[Figure data in JSON]
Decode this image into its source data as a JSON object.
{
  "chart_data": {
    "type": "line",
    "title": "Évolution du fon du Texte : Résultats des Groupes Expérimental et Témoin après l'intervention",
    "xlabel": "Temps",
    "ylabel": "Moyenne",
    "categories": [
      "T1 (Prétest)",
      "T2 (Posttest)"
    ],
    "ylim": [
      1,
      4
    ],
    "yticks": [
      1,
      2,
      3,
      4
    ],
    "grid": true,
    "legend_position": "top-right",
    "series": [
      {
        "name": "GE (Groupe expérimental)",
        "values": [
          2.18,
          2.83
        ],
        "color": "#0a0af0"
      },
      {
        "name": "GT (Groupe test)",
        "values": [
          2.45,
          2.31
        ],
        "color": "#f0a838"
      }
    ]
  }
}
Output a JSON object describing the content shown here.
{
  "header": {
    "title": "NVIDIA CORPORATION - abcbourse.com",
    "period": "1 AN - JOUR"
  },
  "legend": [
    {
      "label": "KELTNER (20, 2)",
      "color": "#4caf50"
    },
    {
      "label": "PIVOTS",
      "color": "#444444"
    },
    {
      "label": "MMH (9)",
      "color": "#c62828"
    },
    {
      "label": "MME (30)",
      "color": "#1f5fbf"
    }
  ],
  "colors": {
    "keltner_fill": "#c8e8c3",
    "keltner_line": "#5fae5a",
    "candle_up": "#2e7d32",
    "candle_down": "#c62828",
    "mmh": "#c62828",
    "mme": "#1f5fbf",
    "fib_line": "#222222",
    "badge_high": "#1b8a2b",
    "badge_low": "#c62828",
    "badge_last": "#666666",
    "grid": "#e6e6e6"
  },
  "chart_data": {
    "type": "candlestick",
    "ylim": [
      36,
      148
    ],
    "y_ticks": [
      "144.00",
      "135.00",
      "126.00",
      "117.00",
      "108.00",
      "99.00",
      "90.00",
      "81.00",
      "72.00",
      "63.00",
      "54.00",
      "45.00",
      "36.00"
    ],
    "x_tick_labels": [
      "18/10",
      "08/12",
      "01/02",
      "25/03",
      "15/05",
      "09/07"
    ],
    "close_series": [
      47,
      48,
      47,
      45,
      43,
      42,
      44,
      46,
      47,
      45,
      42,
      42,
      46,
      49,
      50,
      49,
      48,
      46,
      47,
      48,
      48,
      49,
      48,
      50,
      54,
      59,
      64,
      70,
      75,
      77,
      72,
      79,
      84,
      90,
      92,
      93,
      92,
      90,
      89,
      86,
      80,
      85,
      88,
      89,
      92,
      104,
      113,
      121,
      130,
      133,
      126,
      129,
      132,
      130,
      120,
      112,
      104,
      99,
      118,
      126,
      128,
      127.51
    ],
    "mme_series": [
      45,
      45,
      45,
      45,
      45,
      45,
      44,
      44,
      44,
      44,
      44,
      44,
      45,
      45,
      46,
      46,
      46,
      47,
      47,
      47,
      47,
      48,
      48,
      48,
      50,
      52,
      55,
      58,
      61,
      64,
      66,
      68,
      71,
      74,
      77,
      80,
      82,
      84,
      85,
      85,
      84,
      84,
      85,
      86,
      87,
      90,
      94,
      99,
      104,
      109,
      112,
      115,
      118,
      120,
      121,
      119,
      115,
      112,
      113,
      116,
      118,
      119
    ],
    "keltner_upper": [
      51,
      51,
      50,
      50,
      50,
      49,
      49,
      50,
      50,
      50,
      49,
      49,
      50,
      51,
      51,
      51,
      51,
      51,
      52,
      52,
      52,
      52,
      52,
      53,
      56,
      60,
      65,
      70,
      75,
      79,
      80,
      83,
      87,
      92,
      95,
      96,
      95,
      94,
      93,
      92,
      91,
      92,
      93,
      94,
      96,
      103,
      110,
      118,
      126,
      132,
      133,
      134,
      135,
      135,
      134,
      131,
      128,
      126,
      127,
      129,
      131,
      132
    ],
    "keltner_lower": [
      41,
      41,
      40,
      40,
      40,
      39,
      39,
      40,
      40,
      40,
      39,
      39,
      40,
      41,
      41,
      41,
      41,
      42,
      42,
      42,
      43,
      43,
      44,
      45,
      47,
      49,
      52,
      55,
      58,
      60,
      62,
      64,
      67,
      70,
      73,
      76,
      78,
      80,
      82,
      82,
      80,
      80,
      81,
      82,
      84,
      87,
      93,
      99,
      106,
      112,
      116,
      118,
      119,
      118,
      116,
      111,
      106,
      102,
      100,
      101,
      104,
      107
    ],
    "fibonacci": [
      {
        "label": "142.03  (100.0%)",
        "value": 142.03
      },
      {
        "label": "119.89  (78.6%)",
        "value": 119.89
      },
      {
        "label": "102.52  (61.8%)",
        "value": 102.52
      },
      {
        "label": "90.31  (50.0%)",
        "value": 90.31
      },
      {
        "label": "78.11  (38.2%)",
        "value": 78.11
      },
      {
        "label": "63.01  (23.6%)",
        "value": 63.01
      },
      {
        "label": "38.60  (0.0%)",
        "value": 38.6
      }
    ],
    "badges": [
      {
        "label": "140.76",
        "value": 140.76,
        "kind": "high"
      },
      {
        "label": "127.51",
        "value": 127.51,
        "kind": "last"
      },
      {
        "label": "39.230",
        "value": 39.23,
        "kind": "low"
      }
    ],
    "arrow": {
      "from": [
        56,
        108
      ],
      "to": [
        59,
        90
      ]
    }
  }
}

■ **Required task**: Show all lines in the entries above where the string "title" appears.

■ **Answer to this exercise**:
    "title": "Évolution du fon du Texte : Résultats des Groupes Expérimental et Témoin après l'intervention",
    "title": "NVIDIA CORPORATION - abcbourse.com",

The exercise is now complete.